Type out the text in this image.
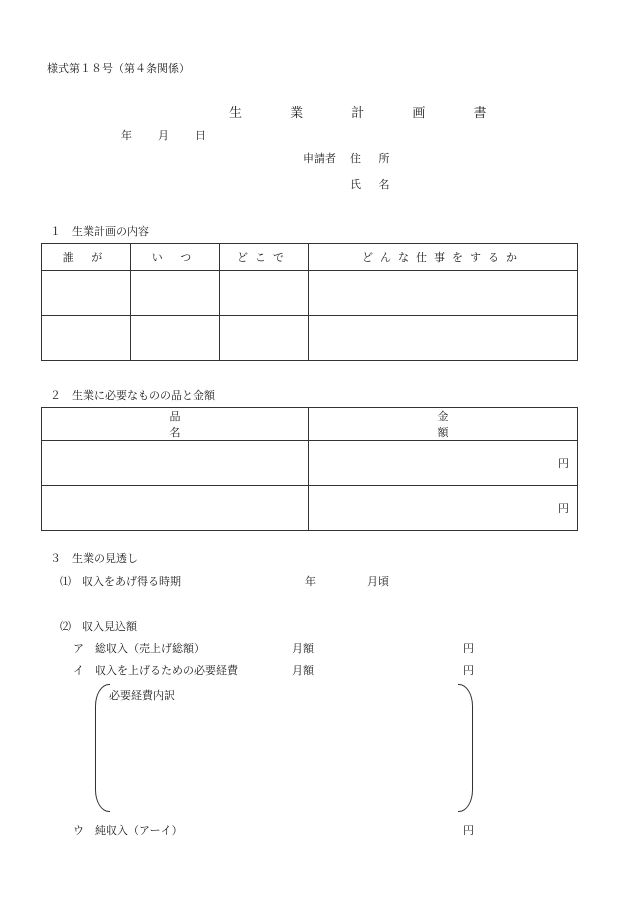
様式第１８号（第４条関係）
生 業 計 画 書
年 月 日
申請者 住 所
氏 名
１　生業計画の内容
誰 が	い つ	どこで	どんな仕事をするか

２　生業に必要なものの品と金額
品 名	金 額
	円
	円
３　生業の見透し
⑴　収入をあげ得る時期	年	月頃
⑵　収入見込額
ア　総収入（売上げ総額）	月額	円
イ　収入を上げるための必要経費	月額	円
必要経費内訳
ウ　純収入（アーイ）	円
* * *
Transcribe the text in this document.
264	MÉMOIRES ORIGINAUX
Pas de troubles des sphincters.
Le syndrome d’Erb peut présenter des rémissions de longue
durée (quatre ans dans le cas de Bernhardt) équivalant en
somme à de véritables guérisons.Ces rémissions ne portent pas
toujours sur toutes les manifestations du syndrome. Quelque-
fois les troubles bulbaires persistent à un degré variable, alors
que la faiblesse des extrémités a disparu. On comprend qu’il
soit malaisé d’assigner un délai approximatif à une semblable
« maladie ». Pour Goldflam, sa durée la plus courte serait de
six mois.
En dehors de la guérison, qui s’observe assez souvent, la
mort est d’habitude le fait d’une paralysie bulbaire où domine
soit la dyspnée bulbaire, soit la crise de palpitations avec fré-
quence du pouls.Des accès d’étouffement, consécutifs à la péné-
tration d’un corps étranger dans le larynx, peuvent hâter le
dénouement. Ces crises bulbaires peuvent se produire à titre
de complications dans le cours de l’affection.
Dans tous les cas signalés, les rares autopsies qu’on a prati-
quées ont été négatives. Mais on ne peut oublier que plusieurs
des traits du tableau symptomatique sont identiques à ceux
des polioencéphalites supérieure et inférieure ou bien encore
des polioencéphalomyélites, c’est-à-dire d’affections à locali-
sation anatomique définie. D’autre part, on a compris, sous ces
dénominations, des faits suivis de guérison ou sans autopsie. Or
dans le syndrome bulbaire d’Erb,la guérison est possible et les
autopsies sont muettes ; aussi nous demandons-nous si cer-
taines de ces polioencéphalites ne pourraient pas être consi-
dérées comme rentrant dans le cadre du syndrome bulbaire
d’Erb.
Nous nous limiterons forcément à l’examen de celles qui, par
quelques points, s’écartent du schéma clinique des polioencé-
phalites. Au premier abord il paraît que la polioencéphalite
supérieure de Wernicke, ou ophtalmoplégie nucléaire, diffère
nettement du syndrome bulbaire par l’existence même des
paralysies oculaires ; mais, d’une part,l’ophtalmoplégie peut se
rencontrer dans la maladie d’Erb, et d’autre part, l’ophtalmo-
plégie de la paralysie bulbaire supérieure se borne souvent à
...
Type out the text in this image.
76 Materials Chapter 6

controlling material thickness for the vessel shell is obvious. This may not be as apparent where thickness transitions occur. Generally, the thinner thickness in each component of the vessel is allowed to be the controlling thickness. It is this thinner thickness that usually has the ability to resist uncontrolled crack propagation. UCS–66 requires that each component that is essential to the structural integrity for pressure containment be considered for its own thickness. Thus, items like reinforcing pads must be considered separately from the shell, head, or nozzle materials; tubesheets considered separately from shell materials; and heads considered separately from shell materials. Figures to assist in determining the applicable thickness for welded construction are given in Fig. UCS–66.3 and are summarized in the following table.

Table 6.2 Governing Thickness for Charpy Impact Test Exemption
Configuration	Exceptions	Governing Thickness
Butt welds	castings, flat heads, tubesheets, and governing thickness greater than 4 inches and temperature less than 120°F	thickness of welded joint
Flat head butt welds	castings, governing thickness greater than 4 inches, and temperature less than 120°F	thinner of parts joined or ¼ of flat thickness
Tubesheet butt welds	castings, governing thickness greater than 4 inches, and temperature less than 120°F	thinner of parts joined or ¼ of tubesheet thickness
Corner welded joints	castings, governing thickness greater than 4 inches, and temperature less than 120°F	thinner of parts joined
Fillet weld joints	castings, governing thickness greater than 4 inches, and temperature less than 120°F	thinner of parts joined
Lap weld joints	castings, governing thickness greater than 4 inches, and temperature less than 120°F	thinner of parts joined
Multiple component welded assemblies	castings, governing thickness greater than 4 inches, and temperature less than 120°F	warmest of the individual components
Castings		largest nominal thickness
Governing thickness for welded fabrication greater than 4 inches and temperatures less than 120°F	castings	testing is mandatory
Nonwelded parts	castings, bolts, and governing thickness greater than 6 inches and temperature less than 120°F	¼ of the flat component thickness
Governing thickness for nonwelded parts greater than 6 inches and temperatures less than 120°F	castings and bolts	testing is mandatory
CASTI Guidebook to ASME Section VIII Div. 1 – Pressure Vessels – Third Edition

_Objective_.
Copy out each line of the material that holds the word "sont".

_Exercise answer_.
des traits du tableau symptomatique sont identiques à ceux
autopsies sont muettes ; aussi nous demandons-nous si cer-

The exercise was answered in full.